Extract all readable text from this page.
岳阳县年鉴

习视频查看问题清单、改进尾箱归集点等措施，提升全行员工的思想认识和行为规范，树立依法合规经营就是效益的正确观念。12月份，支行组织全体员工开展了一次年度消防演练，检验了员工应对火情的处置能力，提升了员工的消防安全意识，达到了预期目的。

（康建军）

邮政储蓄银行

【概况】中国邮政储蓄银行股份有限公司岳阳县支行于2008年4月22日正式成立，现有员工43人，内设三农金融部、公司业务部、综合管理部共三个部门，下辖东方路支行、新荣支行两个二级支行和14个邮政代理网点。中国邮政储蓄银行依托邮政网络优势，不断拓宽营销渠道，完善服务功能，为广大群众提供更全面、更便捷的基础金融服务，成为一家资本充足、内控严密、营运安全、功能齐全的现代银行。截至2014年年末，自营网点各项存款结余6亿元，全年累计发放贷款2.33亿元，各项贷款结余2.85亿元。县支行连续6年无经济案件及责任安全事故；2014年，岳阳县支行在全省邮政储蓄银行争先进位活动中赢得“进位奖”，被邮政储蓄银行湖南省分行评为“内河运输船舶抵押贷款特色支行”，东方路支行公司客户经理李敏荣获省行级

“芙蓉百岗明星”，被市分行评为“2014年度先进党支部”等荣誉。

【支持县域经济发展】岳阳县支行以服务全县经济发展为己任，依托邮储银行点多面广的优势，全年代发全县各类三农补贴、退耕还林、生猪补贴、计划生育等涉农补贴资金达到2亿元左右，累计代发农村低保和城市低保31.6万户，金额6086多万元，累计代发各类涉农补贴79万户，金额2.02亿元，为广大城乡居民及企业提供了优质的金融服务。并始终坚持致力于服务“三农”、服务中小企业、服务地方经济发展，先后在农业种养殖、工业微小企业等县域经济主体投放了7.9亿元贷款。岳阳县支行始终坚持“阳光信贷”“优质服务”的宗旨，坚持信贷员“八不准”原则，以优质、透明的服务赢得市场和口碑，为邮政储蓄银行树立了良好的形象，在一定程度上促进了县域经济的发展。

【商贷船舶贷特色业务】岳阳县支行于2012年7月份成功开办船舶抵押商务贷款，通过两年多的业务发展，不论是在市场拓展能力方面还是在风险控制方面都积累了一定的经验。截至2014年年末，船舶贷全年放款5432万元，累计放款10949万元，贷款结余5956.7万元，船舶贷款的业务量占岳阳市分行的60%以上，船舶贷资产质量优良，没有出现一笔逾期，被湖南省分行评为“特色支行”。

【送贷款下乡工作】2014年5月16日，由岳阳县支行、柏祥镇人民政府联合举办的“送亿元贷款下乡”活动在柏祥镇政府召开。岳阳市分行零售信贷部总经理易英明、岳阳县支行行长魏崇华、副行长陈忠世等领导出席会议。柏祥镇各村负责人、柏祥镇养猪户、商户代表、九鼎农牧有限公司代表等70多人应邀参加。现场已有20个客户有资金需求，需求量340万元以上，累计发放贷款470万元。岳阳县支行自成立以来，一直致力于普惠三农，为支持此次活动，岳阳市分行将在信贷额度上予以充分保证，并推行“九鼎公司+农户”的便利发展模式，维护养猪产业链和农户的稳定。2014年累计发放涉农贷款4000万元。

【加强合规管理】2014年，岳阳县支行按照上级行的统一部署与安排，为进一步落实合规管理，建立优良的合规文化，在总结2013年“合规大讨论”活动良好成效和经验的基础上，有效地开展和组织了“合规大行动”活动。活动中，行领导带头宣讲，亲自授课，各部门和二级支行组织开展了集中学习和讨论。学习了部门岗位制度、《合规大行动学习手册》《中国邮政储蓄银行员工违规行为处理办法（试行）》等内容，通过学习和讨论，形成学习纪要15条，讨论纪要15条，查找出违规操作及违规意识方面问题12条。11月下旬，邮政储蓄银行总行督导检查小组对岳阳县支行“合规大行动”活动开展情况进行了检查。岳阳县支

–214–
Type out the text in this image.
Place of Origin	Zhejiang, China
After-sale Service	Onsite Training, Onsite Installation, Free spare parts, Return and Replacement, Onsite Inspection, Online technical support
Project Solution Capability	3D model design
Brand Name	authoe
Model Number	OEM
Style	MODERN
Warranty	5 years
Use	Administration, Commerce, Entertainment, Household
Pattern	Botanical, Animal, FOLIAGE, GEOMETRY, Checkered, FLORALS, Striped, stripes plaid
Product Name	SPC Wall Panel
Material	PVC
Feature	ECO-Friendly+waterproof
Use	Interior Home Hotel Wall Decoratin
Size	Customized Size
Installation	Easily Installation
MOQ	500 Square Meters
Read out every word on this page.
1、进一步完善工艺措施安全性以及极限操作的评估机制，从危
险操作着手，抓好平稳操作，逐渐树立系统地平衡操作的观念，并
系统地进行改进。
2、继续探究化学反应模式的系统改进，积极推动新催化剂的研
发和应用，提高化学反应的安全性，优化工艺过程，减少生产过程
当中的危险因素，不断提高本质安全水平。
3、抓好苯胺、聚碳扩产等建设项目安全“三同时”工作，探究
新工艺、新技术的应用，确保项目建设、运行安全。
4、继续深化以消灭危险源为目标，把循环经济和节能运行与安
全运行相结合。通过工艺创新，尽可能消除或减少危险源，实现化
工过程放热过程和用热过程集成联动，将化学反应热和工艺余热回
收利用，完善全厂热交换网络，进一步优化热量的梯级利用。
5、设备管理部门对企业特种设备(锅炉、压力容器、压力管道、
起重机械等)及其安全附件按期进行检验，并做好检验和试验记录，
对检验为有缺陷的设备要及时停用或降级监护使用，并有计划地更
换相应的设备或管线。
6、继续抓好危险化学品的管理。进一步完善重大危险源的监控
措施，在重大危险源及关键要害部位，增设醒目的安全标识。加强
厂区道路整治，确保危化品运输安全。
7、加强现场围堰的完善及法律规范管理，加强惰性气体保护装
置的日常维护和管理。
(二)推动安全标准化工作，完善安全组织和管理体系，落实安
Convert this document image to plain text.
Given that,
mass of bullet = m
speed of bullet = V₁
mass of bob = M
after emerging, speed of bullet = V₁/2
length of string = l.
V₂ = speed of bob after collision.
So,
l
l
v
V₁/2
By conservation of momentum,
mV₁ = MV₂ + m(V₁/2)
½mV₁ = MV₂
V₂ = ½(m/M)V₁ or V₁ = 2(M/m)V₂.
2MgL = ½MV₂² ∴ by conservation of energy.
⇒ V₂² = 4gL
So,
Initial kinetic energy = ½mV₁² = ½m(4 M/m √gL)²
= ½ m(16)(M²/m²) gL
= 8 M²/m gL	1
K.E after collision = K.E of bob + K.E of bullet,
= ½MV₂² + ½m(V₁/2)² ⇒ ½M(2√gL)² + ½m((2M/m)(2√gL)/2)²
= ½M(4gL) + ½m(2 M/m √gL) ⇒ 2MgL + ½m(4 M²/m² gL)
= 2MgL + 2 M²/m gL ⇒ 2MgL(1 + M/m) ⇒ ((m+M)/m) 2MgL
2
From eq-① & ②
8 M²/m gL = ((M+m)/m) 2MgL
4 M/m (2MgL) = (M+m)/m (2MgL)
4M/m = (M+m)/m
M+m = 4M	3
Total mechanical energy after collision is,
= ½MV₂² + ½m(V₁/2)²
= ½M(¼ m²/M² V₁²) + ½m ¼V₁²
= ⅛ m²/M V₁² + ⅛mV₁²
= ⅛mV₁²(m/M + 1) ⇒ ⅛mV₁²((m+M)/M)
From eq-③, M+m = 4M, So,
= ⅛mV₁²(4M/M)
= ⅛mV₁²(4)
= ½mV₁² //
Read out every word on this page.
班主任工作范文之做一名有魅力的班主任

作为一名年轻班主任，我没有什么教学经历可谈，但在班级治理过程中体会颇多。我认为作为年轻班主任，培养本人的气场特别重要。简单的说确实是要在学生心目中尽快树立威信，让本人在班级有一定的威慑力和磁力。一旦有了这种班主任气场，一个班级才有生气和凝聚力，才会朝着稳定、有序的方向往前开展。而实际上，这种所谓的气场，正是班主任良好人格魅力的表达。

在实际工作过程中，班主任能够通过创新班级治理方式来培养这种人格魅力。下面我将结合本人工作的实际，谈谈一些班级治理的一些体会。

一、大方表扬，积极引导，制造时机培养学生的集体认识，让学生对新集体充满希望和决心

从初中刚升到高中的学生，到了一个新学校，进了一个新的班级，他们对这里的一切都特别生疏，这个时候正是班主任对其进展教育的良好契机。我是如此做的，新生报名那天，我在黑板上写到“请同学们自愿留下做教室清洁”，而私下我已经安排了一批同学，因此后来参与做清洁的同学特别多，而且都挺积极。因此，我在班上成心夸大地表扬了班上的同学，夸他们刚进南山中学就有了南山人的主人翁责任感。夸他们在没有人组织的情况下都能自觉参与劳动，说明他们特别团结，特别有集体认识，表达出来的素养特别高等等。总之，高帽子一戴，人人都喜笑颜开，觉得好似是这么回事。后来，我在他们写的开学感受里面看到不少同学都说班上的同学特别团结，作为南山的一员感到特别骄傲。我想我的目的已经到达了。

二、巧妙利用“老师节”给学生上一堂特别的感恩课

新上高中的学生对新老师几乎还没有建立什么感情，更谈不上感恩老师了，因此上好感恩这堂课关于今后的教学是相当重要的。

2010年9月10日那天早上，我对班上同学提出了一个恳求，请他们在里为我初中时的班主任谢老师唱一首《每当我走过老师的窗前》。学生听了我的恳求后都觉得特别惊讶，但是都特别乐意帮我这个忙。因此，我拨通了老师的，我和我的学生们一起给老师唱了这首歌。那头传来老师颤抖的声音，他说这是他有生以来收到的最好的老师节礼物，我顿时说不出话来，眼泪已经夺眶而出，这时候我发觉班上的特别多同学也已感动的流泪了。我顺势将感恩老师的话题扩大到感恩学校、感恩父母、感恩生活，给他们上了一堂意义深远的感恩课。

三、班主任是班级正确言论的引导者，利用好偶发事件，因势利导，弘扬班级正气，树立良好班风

——————

• Description of the task: Track down all lines above with the string "image" and copy them.

• Answer for the task:
Type out the text in this image.
Convert this document image to plain text.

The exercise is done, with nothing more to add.